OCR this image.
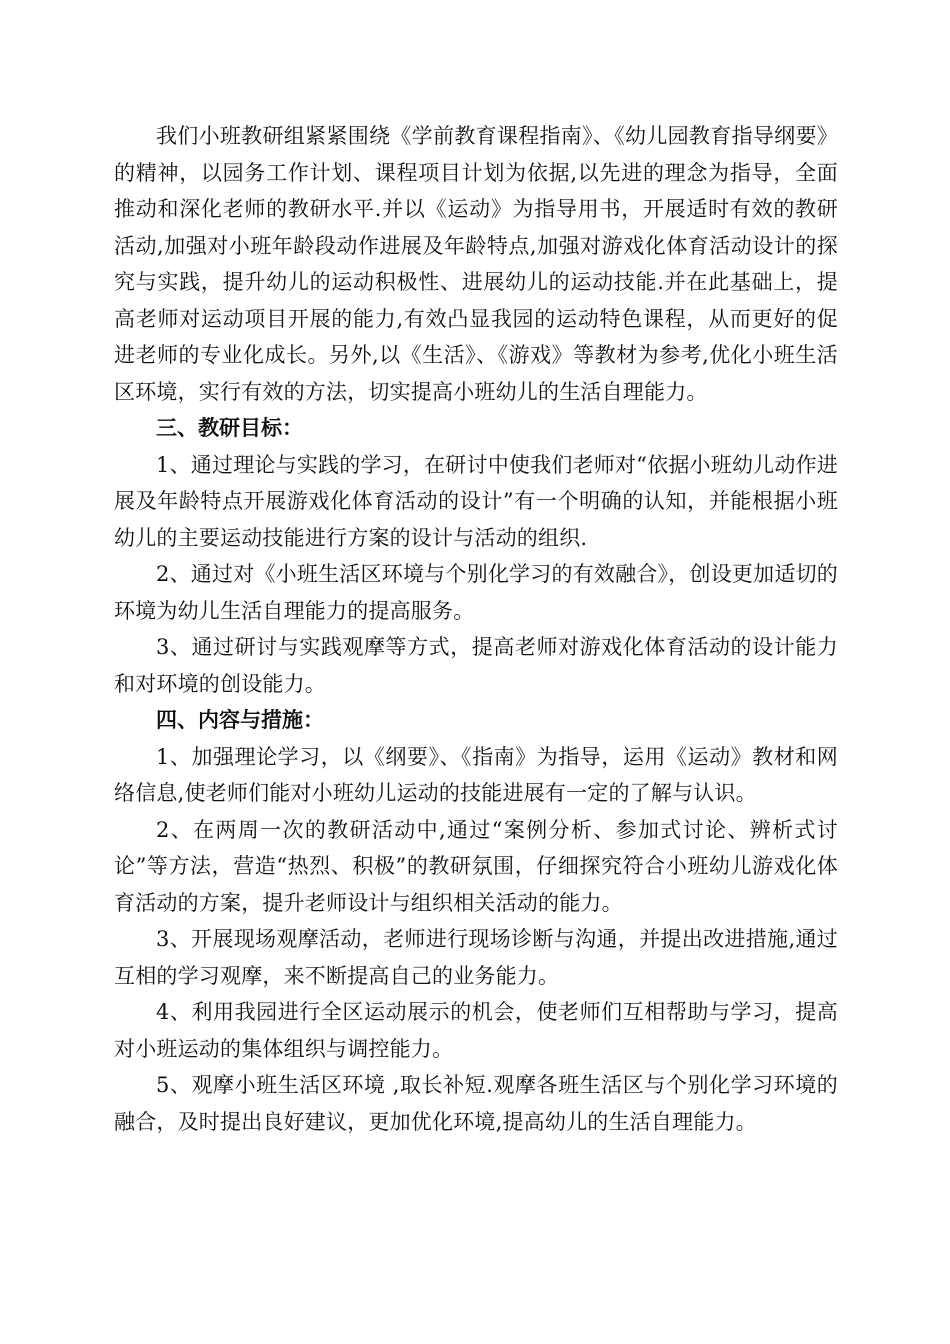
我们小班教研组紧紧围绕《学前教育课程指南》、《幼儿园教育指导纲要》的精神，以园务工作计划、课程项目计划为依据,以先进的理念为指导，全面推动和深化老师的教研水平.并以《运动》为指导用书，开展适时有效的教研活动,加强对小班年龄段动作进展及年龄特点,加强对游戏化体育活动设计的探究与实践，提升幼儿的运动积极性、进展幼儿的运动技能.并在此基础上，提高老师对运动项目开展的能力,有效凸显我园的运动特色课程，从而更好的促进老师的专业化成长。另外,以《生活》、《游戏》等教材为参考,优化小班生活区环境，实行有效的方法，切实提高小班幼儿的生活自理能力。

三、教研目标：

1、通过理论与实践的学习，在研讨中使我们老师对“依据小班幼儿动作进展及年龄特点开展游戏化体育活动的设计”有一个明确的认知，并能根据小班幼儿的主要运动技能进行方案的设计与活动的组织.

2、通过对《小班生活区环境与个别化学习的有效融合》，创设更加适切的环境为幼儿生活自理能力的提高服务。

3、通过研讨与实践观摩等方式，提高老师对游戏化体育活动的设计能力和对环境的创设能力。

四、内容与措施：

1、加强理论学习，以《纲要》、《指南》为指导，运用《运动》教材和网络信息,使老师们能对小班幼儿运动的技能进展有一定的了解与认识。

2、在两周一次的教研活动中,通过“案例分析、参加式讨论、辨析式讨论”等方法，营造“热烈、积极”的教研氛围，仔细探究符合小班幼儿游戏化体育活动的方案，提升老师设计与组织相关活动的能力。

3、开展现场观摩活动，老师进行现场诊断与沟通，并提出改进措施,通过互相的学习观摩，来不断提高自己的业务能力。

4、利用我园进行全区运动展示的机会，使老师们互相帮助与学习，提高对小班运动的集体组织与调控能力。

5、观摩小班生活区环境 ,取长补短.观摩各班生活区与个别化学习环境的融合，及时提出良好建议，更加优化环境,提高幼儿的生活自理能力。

◇ ◇ ◇

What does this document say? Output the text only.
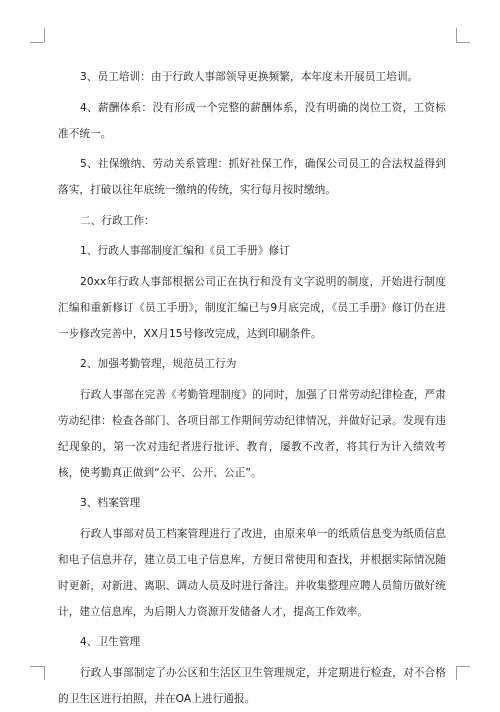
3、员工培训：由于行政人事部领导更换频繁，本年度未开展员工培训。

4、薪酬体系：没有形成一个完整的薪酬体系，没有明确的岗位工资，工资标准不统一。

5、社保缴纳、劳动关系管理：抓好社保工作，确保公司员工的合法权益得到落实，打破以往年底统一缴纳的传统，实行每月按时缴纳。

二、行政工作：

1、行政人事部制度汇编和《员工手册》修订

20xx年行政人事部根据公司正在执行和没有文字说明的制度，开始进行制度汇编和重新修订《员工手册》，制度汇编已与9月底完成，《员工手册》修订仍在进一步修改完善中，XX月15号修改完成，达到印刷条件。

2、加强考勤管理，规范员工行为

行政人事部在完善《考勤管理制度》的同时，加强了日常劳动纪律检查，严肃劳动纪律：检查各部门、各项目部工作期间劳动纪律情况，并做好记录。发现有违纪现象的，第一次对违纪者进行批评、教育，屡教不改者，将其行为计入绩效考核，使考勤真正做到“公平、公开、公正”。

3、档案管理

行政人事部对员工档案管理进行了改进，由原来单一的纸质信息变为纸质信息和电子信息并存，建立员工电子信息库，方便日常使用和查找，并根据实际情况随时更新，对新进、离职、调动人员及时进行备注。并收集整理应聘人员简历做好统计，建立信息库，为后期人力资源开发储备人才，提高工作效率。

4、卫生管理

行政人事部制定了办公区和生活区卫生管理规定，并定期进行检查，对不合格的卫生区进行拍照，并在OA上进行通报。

◇ ◇ ◇

**Written instruction:** Point out every line holding the string "员工手册" and copy it.

**Solved problem:**
1、行政人事部制度汇编和《员工手册》修订
20xx年行政人事部根据公司正在执行和没有文字说明的制度，开始进行制度汇编和重新修订《员工手册》，制度汇编已与9月底完成，《员工手册》修订仍在进一步修改完善中，XX月15号修改完成，达到印刷条件。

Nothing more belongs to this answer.